## STATED GOAL
Only the number is wanted: how many lines in the data contain "Program"?

## Some records
::::

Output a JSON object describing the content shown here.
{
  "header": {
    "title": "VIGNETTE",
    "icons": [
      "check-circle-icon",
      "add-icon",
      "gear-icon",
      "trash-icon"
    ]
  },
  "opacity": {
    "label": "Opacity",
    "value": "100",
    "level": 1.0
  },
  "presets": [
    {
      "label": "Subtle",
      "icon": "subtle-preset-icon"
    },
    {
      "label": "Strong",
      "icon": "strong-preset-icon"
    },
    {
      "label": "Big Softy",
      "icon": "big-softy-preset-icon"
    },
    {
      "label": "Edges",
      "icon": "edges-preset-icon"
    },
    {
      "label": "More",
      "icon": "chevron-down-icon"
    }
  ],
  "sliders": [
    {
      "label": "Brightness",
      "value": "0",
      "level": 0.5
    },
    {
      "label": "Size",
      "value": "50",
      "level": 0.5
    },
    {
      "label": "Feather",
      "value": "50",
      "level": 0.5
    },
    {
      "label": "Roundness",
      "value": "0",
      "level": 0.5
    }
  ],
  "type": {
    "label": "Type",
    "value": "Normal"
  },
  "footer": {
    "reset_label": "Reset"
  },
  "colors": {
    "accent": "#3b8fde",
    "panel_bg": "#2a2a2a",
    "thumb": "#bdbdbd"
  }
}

::::

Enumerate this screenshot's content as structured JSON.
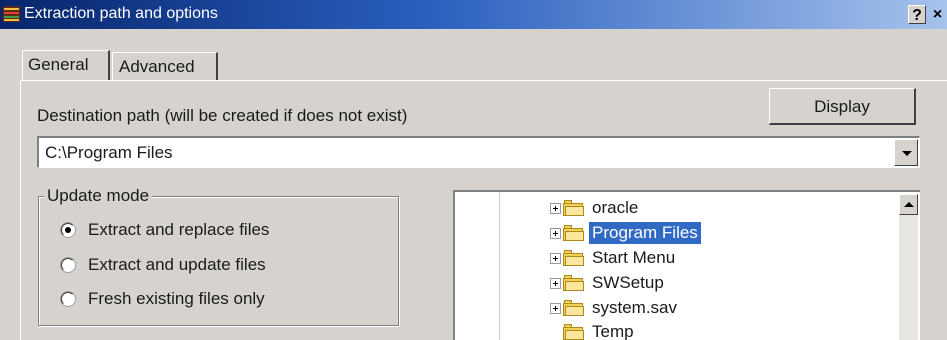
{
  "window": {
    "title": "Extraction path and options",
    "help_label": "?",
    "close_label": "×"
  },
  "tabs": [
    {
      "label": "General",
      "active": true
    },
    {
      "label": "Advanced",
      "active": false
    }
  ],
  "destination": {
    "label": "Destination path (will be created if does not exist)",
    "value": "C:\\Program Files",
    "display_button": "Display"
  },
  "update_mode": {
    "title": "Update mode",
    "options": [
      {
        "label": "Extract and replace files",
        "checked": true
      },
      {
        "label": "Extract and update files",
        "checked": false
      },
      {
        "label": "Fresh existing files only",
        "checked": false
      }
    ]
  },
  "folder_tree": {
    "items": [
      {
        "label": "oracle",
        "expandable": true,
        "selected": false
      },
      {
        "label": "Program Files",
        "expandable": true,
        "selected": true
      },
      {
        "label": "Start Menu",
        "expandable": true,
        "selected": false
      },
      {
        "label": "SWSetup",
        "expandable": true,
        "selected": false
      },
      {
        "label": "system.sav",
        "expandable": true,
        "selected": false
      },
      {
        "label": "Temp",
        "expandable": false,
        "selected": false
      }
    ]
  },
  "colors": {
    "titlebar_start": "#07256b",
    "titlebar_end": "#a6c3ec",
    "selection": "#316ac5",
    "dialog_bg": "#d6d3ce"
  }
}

::::

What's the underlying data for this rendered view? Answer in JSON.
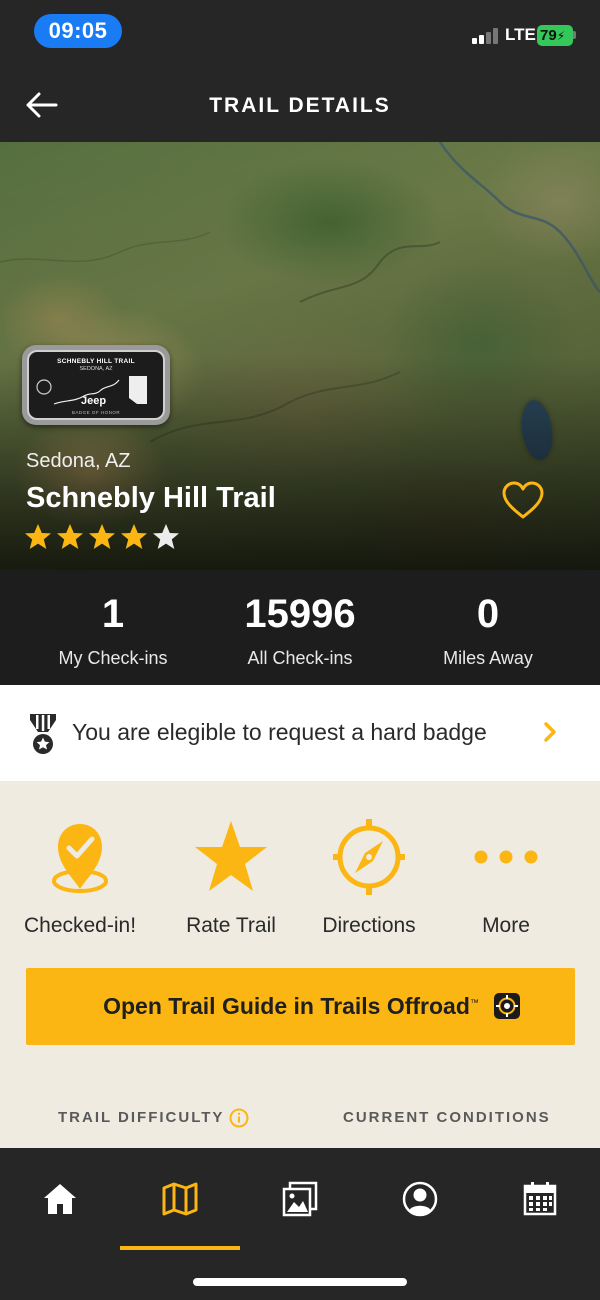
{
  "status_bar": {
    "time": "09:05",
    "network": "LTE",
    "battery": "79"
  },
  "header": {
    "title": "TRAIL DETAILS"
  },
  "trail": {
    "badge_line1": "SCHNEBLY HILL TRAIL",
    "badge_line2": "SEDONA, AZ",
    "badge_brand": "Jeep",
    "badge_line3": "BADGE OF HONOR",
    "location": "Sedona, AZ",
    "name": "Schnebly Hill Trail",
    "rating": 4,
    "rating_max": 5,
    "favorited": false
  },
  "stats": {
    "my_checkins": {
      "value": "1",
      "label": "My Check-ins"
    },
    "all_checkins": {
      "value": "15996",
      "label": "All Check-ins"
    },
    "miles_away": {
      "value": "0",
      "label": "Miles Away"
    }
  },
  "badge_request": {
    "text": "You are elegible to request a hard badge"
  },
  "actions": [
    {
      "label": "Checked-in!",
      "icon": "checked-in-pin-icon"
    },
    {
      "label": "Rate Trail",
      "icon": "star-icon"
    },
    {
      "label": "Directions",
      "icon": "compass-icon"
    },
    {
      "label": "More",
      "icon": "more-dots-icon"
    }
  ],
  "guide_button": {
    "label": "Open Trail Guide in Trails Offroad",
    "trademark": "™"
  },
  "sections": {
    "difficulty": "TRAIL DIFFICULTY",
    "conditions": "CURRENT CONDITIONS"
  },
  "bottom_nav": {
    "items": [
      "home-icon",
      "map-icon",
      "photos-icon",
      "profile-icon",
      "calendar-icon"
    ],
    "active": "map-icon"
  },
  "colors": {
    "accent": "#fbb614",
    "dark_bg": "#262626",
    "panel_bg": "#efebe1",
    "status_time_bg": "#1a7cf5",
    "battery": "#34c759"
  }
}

::::

## CORRECT OUTPUT
2